PROMPT: Without the images, output each record below as it stands.

Records about charts and figures:
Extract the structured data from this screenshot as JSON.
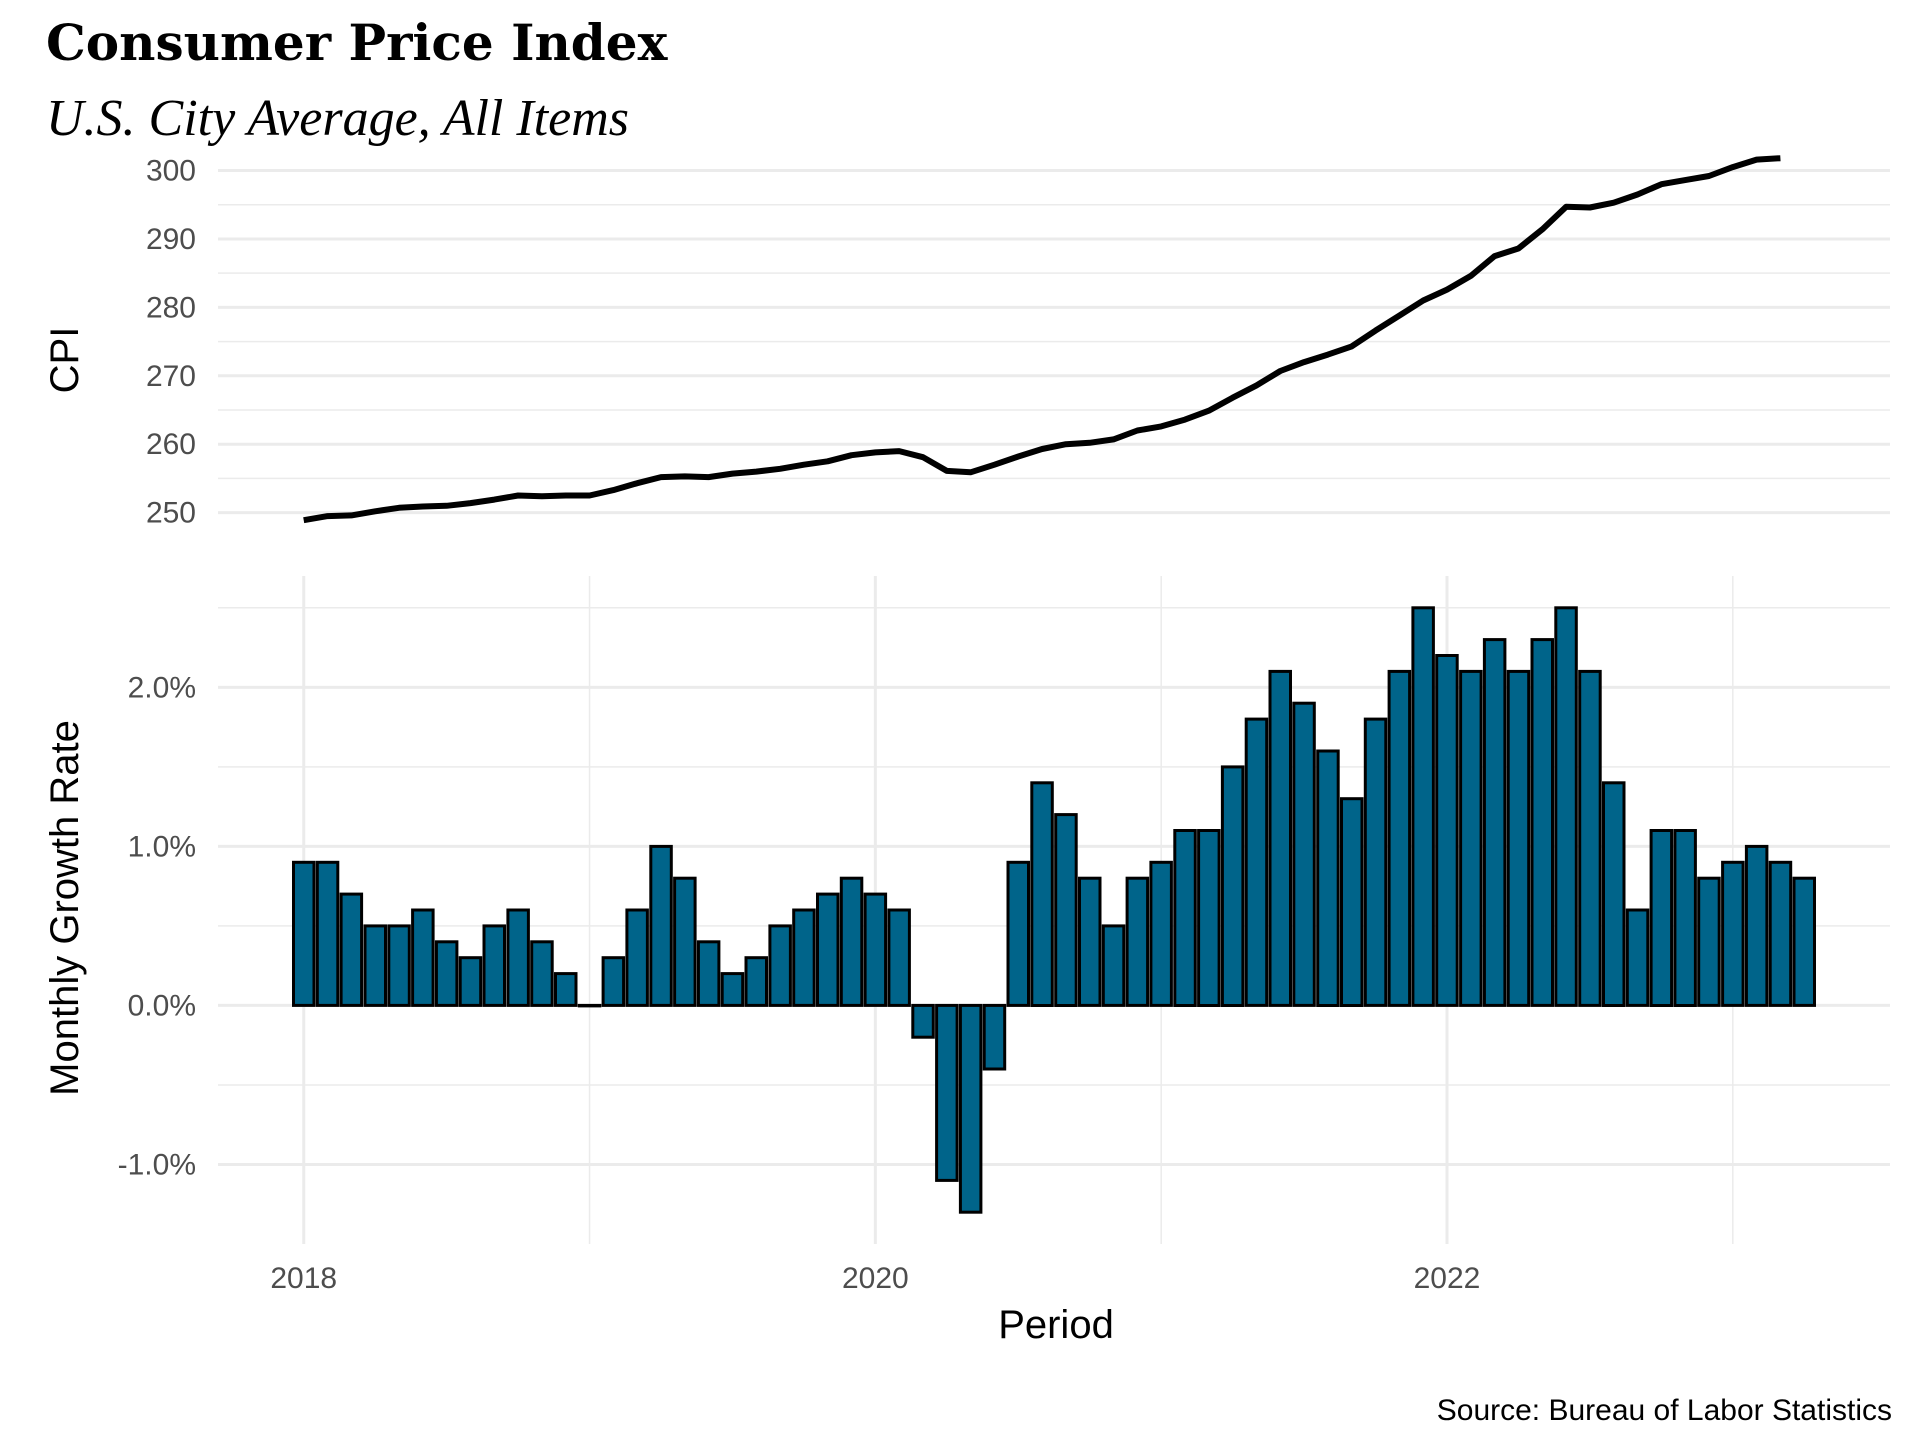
{
  "chart_data": [
    {
      "type": "line",
      "title": "Consumer Price Index",
      "subtitle": "U.S. City Average, All Items",
      "ylabel": "CPI",
      "yticks": [
        250,
        260,
        270,
        280,
        290,
        300
      ],
      "ylim": [
        246,
        303
      ],
      "x_start": "2018-01",
      "series": [
        {
          "name": "CPI",
          "values": [
            248.9,
            249.5,
            249.6,
            250.2,
            250.7,
            250.9,
            251.0,
            251.4,
            251.9,
            252.5,
            252.4,
            252.5,
            252.5,
            253.3,
            254.3,
            255.2,
            255.3,
            255.2,
            255.7,
            256.0,
            256.4,
            257.0,
            257.5,
            258.4,
            258.8,
            259.0,
            258.1,
            256.1,
            255.9,
            257.0,
            258.2,
            259.3,
            260.0,
            260.2,
            260.7,
            262.0,
            262.6,
            263.6,
            264.9,
            266.8,
            268.6,
            270.7,
            272.0,
            273.1,
            274.3,
            276.6,
            278.8,
            281.0,
            282.6,
            284.6,
            287.5,
            288.6,
            291.4,
            294.7,
            294.6,
            295.3,
            296.5,
            298.0,
            298.6,
            299.2,
            300.5,
            301.6,
            301.8
          ]
        }
      ]
    },
    {
      "type": "bar",
      "ylabel": "Monthly Growth Rate",
      "xlabel": "Period",
      "yticks": [
        -1.0,
        0.0,
        1.0,
        2.0
      ],
      "ytick_labels": [
        "-1.0%",
        "0.0%",
        "1.0%",
        "2.0%"
      ],
      "xticks": [
        "2018",
        "2020",
        "2022"
      ],
      "xlim": [
        2017.7,
        2023.55
      ],
      "ylim": [
        -1.5,
        2.7
      ],
      "x_start": "2018-01",
      "fill_color": "#00648a",
      "series": [
        {
          "name": "Monthly Growth Rate (%)",
          "values": [
            0.9,
            0.9,
            0.7,
            0.5,
            0.5,
            0.6,
            0.4,
            0.3,
            0.5,
            0.6,
            0.4,
            0.2,
            0.0,
            0.3,
            0.6,
            1.0,
            0.8,
            0.4,
            0.2,
            0.3,
            0.5,
            0.6,
            0.7,
            0.8,
            0.7,
            0.6,
            -0.2,
            -1.1,
            -1.3,
            -0.4,
            0.9,
            1.4,
            1.2,
            0.8,
            0.5,
            0.8,
            0.9,
            1.1,
            1.1,
            1.5,
            1.8,
            2.1,
            1.9,
            1.6,
            1.3,
            1.8,
            2.1,
            2.5,
            2.2,
            2.1,
            2.3,
            2.1,
            2.3,
            2.5,
            2.1,
            1.4,
            0.6,
            1.1,
            1.1,
            0.8,
            0.9,
            1.0,
            0.9,
            0.8
          ]
        }
      ]
    }
  ],
  "caption": "Source: Bureau of Labor Statistics"
}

EXERCISE RESULT:
Extract the structured data from this screenshot as JSON.
{
  "chart_data": [
    {
      "type": "line",
      "title": "Consumer Price Index",
      "subtitle": "U.S. City Average, All Items",
      "ylabel": "CPI",
      "yticks": [
        250,
        260,
        270,
        280,
        290,
        300
      ],
      "ylim": [
        246,
        303
      ],
      "x_start": "2018-01",
      "series": [
        {
          "name": "CPI",
          "values": [
            248.9,
            249.5,
            249.6,
            250.2,
            250.7,
            250.9,
            251.0,
            251.4,
            251.9,
            252.5,
            252.4,
            252.5,
            252.5,
            253.3,
            254.3,
            255.2,
            255.3,
            255.2,
            255.7,
            256.0,
            256.4,
            257.0,
            257.5,
            258.4,
            258.8,
            259.0,
            258.1,
            256.1,
            255.9,
            257.0,
            258.2,
            259.3,
            260.0,
            260.2,
            260.7,
            262.0,
            262.6,
            263.6,
            264.9,
            266.8,
            268.6,
            270.7,
            272.0,
            273.1,
            274.3,
            276.6,
            278.8,
            281.0,
            282.6,
            284.6,
            287.5,
            288.6,
            291.4,
            294.7,
            294.6,
            295.3,
            296.5,
            298.0,
            298.6,
            299.2,
            300.5,
            301.6,
            301.8
          ]
        }
      ]
    },
    {
      "type": "bar",
      "ylabel": "Monthly Growth Rate",
      "xlabel": "Period",
      "yticks": [
        -1.0,
        0.0,
        1.0,
        2.0
      ],
      "ytick_labels": [
        "-1.0%",
        "0.0%",
        "1.0%",
        "2.0%"
      ],
      "xticks": [
        "2018",
        "2020",
        "2022"
      ],
      "xlim": [
        2017.7,
        2023.55
      ],
      "ylim": [
        -1.5,
        2.7
      ],
      "x_start": "2018-01",
      "fill_color": "#00648a",
      "series": [
        {
          "name": "Monthly Growth Rate (%)",
          "values": [
            0.9,
            0.9,
            0.7,
            0.5,
            0.5,
            0.6,
            0.4,
            0.3,
            0.5,
            0.6,
            0.4,
            0.2,
            0.0,
            0.3,
            0.6,
            1.0,
            0.8,
            0.4,
            0.2,
            0.3,
            0.5,
            0.6,
            0.7,
            0.8,
            0.7,
            0.6,
            -0.2,
            -1.1,
            -1.3,
            -0.4,
            0.9,
            1.4,
            1.2,
            0.8,
            0.5,
            0.8,
            0.9,
            1.1,
            1.1,
            1.5,
            1.8,
            2.1,
            1.9,
            1.6,
            1.3,
            1.8,
            2.1,
            2.5,
            2.2,
            2.1,
            2.3,
            2.1,
            2.3,
            2.5,
            2.1,
            1.4,
            0.6,
            1.1,
            1.1,
            0.8,
            0.9,
            1.0,
            0.9,
            0.8
          ]
        }
      ]
    }
  ],
  "caption": "Source: Bureau of Labor Statistics"
}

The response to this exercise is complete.